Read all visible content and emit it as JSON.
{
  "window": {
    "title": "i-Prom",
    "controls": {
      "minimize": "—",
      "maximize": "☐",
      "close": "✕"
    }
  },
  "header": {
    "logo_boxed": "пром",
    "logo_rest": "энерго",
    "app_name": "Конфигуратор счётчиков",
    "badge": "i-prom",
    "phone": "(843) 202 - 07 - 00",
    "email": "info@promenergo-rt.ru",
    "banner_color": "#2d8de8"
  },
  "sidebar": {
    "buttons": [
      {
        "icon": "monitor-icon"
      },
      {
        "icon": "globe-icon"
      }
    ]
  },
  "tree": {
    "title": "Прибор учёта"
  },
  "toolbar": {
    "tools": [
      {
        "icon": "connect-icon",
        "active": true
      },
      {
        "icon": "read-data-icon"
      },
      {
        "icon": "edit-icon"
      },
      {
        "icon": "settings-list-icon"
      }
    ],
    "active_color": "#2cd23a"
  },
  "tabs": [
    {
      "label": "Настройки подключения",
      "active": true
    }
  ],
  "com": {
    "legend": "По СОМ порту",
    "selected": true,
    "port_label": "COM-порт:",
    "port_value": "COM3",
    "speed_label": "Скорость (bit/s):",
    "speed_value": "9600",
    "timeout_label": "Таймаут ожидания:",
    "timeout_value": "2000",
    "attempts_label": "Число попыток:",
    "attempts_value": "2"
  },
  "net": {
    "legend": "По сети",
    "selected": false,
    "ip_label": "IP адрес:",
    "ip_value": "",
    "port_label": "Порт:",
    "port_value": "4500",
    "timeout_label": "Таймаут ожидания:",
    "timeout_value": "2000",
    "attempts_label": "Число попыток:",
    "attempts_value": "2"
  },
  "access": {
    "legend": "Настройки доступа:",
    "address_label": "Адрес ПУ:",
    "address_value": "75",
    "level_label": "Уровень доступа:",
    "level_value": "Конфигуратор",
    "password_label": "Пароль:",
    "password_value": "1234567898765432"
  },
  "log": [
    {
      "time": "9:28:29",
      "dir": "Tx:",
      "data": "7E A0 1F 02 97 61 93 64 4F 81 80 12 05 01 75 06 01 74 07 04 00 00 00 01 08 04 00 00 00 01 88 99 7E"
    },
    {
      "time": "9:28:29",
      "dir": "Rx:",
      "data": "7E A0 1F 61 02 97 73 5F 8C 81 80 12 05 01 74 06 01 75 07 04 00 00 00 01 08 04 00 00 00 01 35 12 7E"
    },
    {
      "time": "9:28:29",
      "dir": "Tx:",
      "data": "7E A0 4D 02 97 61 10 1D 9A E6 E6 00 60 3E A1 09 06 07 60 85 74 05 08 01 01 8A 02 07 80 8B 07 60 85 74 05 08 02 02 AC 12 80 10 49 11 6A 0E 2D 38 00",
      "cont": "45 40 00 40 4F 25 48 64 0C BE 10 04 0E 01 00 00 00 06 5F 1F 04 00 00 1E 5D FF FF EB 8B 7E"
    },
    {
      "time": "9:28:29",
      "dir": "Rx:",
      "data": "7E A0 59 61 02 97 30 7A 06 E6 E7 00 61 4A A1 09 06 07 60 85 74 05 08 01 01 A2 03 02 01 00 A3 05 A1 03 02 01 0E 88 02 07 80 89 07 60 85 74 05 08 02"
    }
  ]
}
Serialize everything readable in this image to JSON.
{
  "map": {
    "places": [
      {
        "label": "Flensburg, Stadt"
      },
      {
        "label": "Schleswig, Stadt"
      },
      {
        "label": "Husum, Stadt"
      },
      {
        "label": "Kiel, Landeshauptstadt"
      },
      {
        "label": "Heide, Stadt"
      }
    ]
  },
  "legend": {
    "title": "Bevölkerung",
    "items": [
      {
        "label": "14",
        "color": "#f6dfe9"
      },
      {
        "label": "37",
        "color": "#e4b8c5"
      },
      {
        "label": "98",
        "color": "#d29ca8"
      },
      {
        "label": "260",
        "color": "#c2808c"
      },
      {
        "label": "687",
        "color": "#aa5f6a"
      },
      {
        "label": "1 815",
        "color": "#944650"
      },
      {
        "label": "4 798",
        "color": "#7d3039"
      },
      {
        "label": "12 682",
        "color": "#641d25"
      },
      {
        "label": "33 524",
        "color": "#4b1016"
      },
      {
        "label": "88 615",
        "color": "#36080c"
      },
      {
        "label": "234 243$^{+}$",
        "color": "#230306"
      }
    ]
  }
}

* * * * * * *

#### Your objective
Your answer should be a single number: the count of lines in the data that include the word "JSON".

#### Problem solution
2